Recorded data –
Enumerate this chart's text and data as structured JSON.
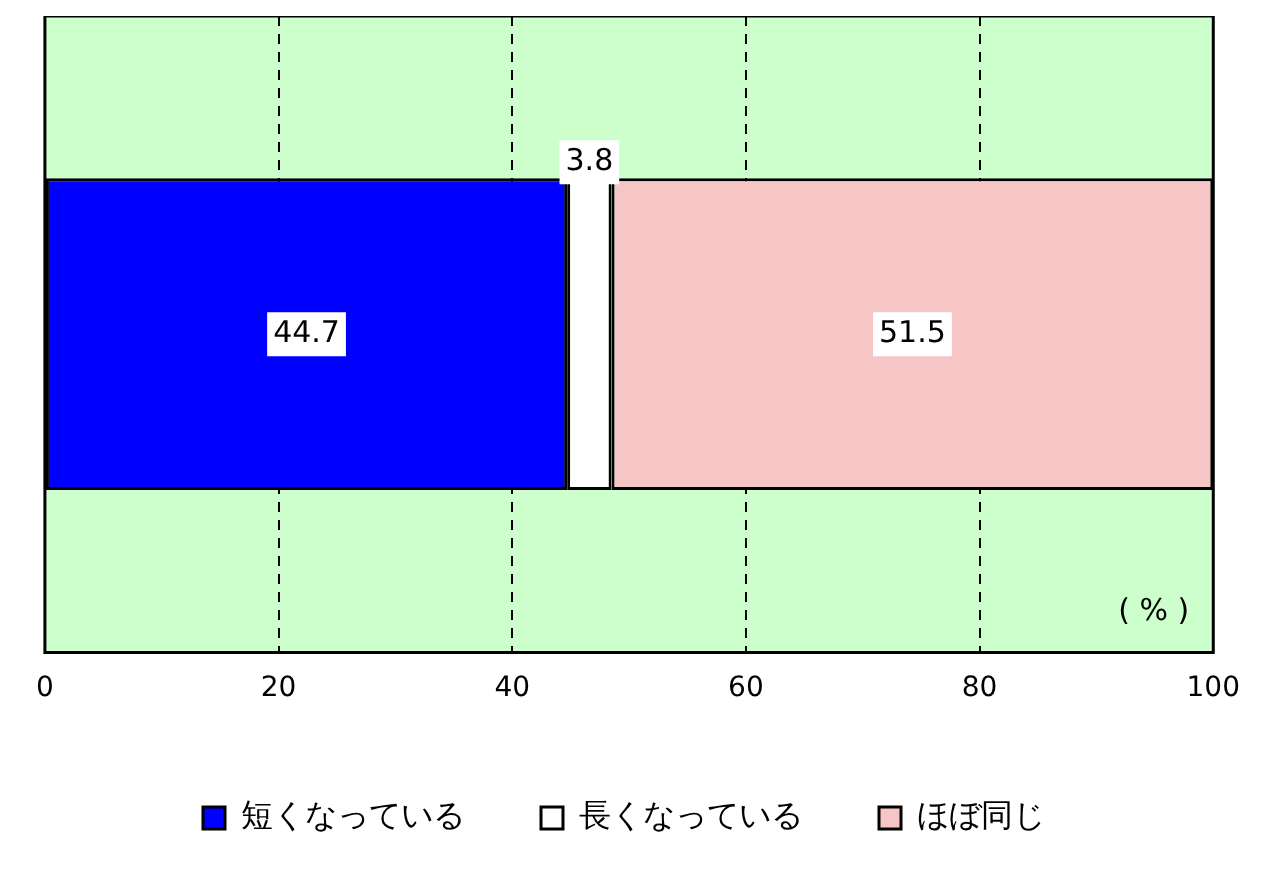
{
  "chart_data": {
    "type": "bar",
    "orientation": "horizontal",
    "stacked": true,
    "categories": [
      null
    ],
    "series": [
      {
        "name": "短くなっている",
        "color": "#0000ff",
        "values": [
          44.7
        ]
      },
      {
        "name": "長くなっている",
        "color": "#ffffff",
        "values": [
          3.8
        ]
      },
      {
        "name": "ほぼ同じ",
        "color": "#f6c6c6",
        "values": [
          51.5
        ]
      }
    ],
    "xlim": [
      0,
      100
    ],
    "xticks": [
      0,
      20,
      40,
      60,
      80,
      100
    ],
    "grid": "x",
    "line_style": "dashed",
    "legend": "bottom",
    "data_labels": true,
    "annotations": [
      "( % )"
    ]
  }
}
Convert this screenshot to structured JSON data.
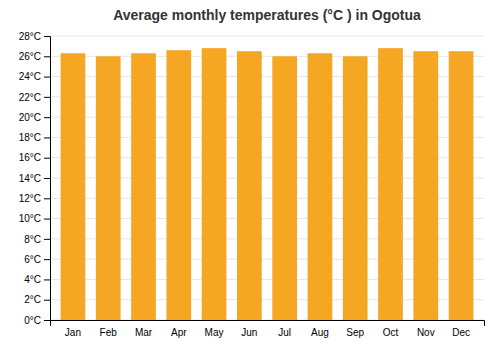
{
  "chart_data": {
    "type": "bar",
    "title": "Average monthly temperatures (°C ) in Ogotua",
    "categories": [
      "Jan",
      "Feb",
      "Mar",
      "Apr",
      "May",
      "Jun",
      "Jul",
      "Aug",
      "Sep",
      "Oct",
      "Nov",
      "Dec"
    ],
    "values": [
      26.3,
      26.0,
      26.3,
      26.6,
      26.8,
      26.5,
      26.0,
      26.3,
      26.0,
      26.8,
      26.5,
      26.5
    ],
    "color": "#F5A623",
    "ylim": [
      0,
      28
    ],
    "yticks": [
      {
        "value": 0,
        "label": "0°C"
      },
      {
        "value": 2,
        "label": "2°C"
      },
      {
        "value": 4,
        "label": "4°C"
      },
      {
        "value": 6,
        "label": "6°C"
      },
      {
        "value": 8,
        "label": "8°C"
      },
      {
        "value": 10,
        "label": "10°C"
      },
      {
        "value": 12,
        "label": "12°C"
      },
      {
        "value": 14,
        "label": "14°C"
      },
      {
        "value": 16,
        "label": "16°C"
      },
      {
        "value": 18,
        "label": "18°C"
      },
      {
        "value": 20,
        "label": "20°C"
      },
      {
        "value": 22,
        "label": "22°C"
      },
      {
        "value": 24,
        "label": "24°C"
      },
      {
        "value": 26,
        "label": "26°C"
      },
      {
        "value": 28,
        "label": "28°C"
      }
    ],
    "grid": true
  }
}
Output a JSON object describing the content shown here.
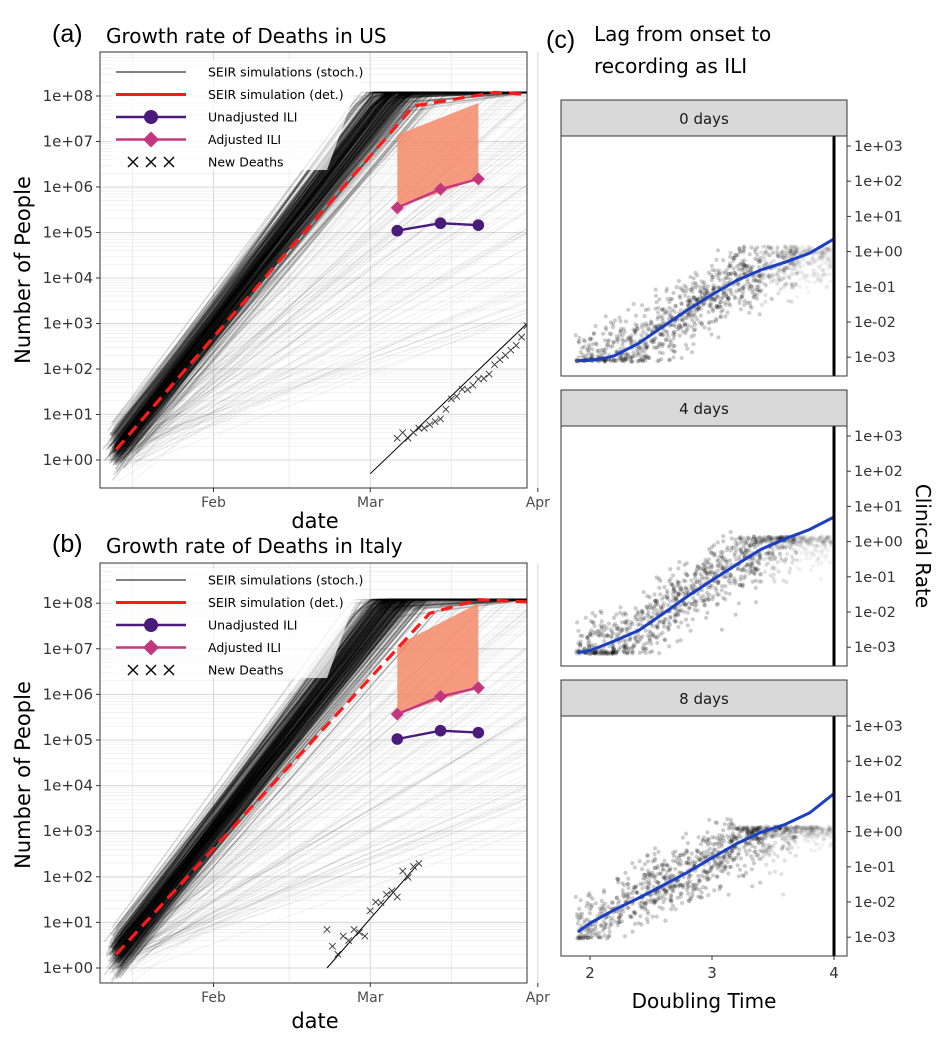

Goal – Determine how many lines of the listing above include the word "JSON", and report that number only.

Response to this exercise – 3